_SOURCE PASSAGE_

* * *

REL-02. Is the network topology designed for the availability target?
  • Yes if: Multi-AZ is the default; the workload uses at least three AZs in any Region that exposes three; CIDRs are sized for growth; on-prem connectivity (Direct Connect, Site-to-Site VPN) has redundant tunnels or two DX connections.
  • No: improvement action: Plan a CIDR refactor before the first migration is underway, not after. For DX, add a second DX connection or fall back to a Site-to-Site VPN as a tested backup.
REL-03. Is the workload's service architecture decomposed into bounded fault domains?
  • Yes if: A single component failure (one microservice, one queue, one dependency) does not bring down unrelated user journeys. Bulkheads exist (separate connection pools, separate concurrency budgets, separate auto-scaling groups).

* * *

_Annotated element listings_
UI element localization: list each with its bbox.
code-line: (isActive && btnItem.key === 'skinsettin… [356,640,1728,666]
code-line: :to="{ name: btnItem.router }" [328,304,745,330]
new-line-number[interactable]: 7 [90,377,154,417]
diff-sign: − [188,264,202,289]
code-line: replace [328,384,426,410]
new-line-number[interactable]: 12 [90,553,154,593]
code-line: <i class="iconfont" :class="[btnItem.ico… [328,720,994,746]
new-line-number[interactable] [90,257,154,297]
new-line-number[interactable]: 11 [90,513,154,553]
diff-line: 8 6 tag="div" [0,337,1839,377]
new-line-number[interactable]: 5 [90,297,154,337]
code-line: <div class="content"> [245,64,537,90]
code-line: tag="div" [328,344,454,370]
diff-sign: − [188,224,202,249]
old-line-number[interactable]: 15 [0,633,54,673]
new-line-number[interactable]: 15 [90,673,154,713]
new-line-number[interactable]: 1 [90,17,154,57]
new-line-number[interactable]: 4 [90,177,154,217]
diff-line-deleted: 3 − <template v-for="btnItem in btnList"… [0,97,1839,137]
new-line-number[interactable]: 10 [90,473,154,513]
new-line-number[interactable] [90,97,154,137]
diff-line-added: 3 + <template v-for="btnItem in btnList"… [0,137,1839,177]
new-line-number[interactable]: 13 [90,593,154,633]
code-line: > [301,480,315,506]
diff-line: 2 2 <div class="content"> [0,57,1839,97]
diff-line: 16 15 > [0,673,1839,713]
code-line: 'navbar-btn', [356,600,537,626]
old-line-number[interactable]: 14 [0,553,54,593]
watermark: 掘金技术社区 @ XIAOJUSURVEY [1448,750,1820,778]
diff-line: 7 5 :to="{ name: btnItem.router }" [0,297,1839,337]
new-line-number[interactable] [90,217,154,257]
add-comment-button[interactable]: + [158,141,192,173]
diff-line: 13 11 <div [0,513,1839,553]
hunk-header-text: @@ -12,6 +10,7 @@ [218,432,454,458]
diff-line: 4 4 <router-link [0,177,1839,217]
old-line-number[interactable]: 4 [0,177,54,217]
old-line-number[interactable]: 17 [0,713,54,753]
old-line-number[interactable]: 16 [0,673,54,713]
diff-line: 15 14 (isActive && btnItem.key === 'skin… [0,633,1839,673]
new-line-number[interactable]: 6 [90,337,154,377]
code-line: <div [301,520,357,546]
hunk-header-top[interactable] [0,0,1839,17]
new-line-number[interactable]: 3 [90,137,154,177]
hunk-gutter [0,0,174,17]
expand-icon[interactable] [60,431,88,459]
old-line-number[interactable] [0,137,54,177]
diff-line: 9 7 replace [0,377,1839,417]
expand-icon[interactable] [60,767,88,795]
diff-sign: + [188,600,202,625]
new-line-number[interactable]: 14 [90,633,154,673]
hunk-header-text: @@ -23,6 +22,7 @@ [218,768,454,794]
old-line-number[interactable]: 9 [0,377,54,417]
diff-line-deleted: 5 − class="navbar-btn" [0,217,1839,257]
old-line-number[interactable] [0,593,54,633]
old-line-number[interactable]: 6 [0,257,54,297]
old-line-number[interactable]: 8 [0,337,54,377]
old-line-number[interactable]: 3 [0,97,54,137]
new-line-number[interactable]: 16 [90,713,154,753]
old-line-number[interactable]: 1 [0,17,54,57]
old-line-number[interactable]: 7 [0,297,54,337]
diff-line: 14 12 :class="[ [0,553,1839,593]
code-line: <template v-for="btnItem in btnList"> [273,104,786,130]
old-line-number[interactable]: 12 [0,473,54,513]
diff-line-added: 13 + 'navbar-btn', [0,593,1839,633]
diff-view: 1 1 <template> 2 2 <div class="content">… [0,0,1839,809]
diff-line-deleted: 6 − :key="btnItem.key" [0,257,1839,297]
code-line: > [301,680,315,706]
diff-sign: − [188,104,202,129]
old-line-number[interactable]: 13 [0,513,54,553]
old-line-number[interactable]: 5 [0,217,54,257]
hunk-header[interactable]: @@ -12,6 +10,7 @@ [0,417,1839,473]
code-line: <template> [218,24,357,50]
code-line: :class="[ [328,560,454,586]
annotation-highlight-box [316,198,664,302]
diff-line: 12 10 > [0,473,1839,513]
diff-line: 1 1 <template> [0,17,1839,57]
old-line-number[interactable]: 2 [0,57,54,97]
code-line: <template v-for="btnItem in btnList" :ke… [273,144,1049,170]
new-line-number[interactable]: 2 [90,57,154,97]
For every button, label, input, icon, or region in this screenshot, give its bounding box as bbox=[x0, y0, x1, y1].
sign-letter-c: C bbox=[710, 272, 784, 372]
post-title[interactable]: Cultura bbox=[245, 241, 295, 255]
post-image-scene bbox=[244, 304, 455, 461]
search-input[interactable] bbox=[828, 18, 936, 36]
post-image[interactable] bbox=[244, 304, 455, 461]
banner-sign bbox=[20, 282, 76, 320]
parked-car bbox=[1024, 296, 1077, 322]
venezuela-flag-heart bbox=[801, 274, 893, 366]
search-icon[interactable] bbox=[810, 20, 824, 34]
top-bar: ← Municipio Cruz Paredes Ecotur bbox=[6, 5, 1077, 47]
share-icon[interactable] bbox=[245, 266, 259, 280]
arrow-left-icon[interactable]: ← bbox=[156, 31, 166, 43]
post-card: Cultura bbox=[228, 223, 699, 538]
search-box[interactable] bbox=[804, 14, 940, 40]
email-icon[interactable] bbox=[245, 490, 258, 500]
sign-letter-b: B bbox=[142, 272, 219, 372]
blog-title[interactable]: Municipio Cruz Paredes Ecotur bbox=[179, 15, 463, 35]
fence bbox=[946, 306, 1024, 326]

* * *

_TASKS AND EXERCISES_
(1) Recast the criterion in the reliability checklist that begins "Yes if: Multi-AZ is the default" as a short bulleted list that keeps its main facts.
(2) Write what comes next in the reliability checklist, starting after its last line.

_RESPONSES IN ORDER_
(1)
- Multi-AZ is the default.
- The workload uses at least three AZs in any Region that offers three.
- CIDRs are sized for growth.
- On-prem connectivity (Direct Connect, Site-to-Site VPN) has redundant tunnels or two DX connections.

(2)
  • No: improvement action: Identify the user journeys. For each, list the components. Where components are shared across high-stakes journeys, split them or add a bulkhead (e.g., Lambda reserved concurrency per function, separate ECS services per journey).
REL-04. Are service-to-service interactions designed to prevent cascading failures?
  • Yes if: Every outbound call has a timeout; retries use exponential backoff with jitter; circuit breakers exist for unreliable downstreams; idempotency tokens are used where the API supports them.
  • No: improvement action: Adopt the AWS SDK's built-in adaptive retry mode (AWS_RETRY_MODE=adaptive). For non-AWS dependencies, add a per-call timeout — defaulting to "no timeout" is not an architectural choice.
REL-05. Does the workload use Step Functions or equivalent for stateful, recoverable workflows?
  • Yes if: Long-running, multi-step, user-visible workflows are orchestrated with AWS Step Functions (or a comparable state machine). Catch / Retry / Fallback are configured per task.
  • No: improvement action: Identify one workflow that is currently a chain of Lambda functions glued by SQS or EventBridge with ad-hoc retry logic. Migrate it to Step Functions Standard. The visibility and retry guarantees are usually worth the migration on their own.
REL-06. Is workload health monitored from outside the workload (synthetic checks)?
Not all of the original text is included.